- [GIVEN EXERCISE]
Quote the records in full and leave their pictures out.

Dataset records:
***

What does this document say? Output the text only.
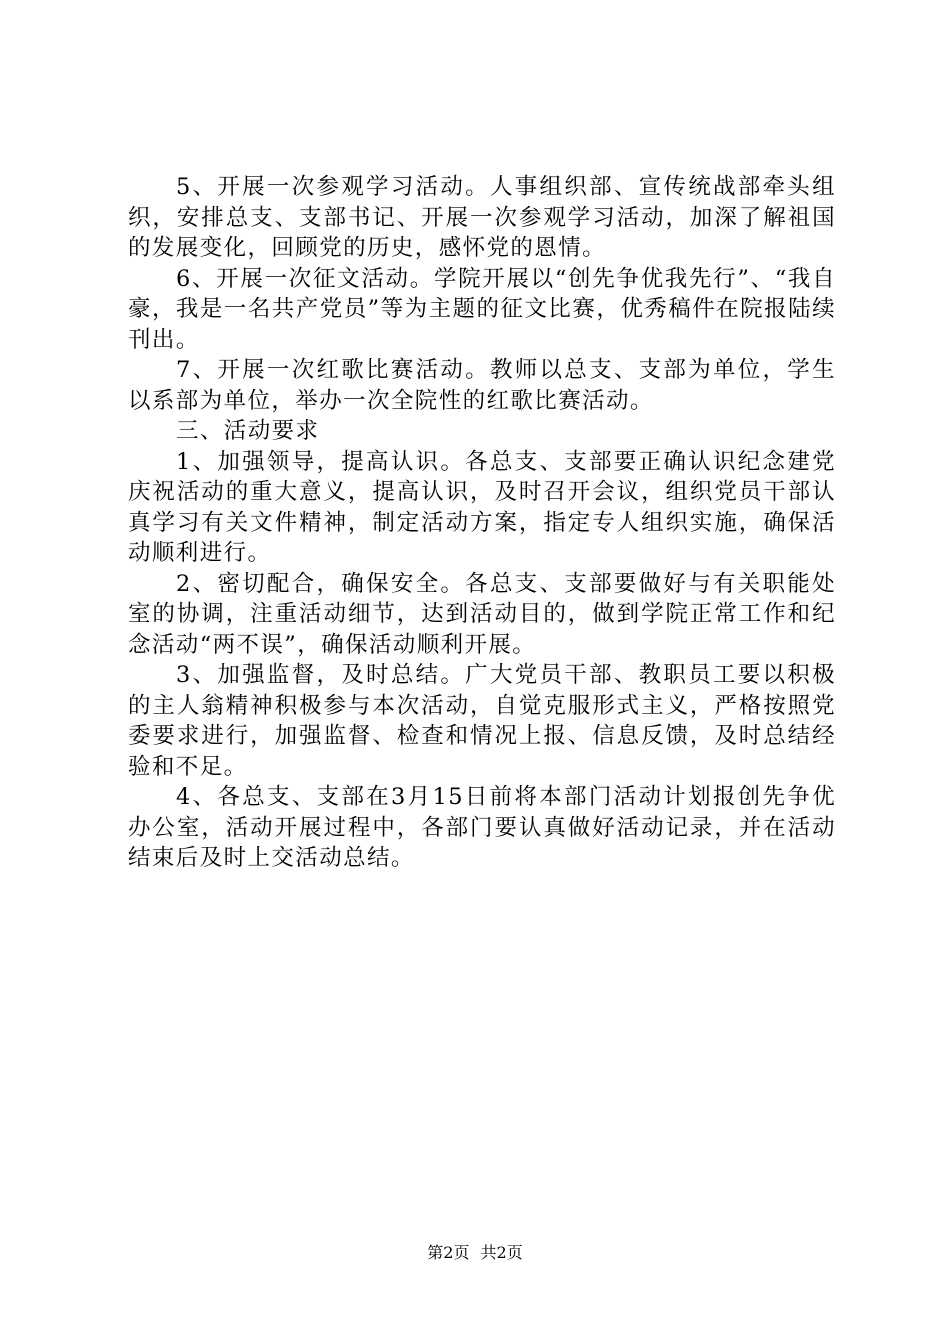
5、开展一次参观学习活动。人事组织部、宣传统战部牵头组织，安排总支、支部书记、开展一次参观学习活动，加深了解祖国的发展变化，回顾党的历史，感怀党的恩情。

6、开展一次征文活动。学院开展以“创先争优我先行”、“我自豪，我是一名共产党员”等为主题的征文比赛，优秀稿件在院报陆续刊出。

7、开展一次红歌比赛活动。教师以总支、支部为单位，学生以系部为单位，举办一次全院性的红歌比赛活动。

三、活动要求

1、加强领导，提高认识。各总支、支部要正确认识纪念建党庆祝活动的重大意义，提高认识，及时召开会议，组织党员干部认真学习有关文件精神，制定活动方案，指定专人组织实施，确保活动顺利进行。

2、密切配合，确保安全。各总支、支部要做好与有关职能处室的协调，注重活动细节，达到活动目的，做到学院正常工作和纪念活动“两不误”，确保活动顺利开展。

3、加强监督，及时总结。广大党员干部、教职员工要以积极的主人翁精神积极参与本次活动，自觉克服形式主义，严格按照党委要求进行，加强监督、检查和情况上报、信息反馈，及时总结经验和不足。

4、各总支、支部在3月15日前将本部门活动计划报创先争优办公室，活动开展过程中，各部门要认真做好活动记录，并在活动结束后及时上交活动总结。

第2页 共2页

***

- [SOLUTION TO THIS PROBLEM]
What does this document say? Output the text only.
5、开展一次参观学习活动。人事组织部、宣传统战部牵头组织，安排总支、支部书记、开展一次参观学习活动，加深了解祖国的发展变化，回顾党的历史，感怀党的恩情。

6、开展一次征文活动。学院开展以“创先争优我先行”、“我自豪，我是一名共产党员”等为主题的征文比赛，优秀稿件在院报陆续刊出。

7、开展一次红歌比赛活动。教师以总支、支部为单位，学生以系部为单位，举办一次全院性的红歌比赛活动。

三、活动要求

1、加强领导，提高认识。各总支、支部要正确认识纪念建党庆祝活动的重大意义，提高认识，及时召开会议，组织党员干部认真学习有关文件精神，制定活动方案，指定专人组织实施，确保活动顺利进行。

2、密切配合，确保安全。各总支、支部要做好与有关职能处室的协调，注重活动细节，达到活动目的，做到学院正常工作和纪念活动“两不误”，确保活动顺利开展。

3、加强监督，及时总结。广大党员干部、教职员工要以积极的主人翁精神积极参与本次活动，自觉克服形式主义，严格按照党委要求进行，加强监督、检查和情况上报、信息反馈，及时总结经验和不足。

4、各总支、支部在3月15日前将本部门活动计划报创先争优办公室，活动开展过程中，各部门要认真做好活动记录，并在活动结束后及时上交活动总结。

第2页 共2页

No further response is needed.